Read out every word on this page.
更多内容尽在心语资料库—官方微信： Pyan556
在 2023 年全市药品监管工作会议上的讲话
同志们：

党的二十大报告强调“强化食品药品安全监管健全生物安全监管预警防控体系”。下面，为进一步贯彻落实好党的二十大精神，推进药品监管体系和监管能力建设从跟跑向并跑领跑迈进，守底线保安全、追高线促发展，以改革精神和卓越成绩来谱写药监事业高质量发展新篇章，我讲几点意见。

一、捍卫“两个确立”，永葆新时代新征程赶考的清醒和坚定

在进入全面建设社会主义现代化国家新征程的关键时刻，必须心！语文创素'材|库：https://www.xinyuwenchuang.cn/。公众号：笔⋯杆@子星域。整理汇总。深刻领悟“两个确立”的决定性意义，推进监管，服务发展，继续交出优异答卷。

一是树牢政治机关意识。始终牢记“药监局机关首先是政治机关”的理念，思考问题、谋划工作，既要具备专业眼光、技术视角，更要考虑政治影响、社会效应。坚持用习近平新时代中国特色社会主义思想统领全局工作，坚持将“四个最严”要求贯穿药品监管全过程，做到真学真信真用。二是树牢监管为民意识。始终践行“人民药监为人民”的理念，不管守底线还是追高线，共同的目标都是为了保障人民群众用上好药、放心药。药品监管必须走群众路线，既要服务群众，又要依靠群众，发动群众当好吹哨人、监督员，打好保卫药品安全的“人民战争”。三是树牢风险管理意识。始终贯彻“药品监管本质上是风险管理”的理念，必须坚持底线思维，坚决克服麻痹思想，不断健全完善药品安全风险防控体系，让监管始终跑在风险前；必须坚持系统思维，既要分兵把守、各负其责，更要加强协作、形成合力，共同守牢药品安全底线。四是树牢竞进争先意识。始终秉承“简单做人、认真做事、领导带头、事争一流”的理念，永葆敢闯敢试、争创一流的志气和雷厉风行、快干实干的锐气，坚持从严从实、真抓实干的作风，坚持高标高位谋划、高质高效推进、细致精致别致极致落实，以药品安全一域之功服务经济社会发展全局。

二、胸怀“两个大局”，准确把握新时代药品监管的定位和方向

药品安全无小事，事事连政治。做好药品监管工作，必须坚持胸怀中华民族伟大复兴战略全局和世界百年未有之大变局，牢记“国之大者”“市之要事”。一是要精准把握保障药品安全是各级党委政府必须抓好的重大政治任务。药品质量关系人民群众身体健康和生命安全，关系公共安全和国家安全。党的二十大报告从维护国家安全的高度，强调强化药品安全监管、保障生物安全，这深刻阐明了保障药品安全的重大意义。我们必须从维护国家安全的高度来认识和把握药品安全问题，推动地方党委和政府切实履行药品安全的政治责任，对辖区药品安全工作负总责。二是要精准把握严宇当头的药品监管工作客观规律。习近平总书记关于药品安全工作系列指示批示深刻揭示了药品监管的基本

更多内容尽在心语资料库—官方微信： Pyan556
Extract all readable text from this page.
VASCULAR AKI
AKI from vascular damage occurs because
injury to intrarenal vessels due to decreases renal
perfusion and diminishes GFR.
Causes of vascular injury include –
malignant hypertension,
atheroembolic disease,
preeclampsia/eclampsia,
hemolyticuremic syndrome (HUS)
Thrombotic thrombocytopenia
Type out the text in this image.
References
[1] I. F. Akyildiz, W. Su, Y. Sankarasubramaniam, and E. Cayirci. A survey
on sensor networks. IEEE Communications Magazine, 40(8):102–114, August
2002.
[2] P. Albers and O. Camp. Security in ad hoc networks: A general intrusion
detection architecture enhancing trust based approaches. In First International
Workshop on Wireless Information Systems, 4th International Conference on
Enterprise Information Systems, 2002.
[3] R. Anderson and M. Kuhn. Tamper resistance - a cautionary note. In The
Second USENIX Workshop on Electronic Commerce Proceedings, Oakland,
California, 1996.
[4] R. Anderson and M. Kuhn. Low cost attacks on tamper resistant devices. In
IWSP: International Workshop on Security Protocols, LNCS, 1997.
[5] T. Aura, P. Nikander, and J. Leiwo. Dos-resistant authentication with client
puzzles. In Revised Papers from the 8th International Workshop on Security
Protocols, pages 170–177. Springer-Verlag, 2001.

★ ★ ★

Review the material and copy each line in which the word "networks" appears.

on sensor networks. IEEE Communications Magazine, 40(8):102–114, August
[2] P. Albers and O. Camp. Security in ad hoc networks: A general intrusion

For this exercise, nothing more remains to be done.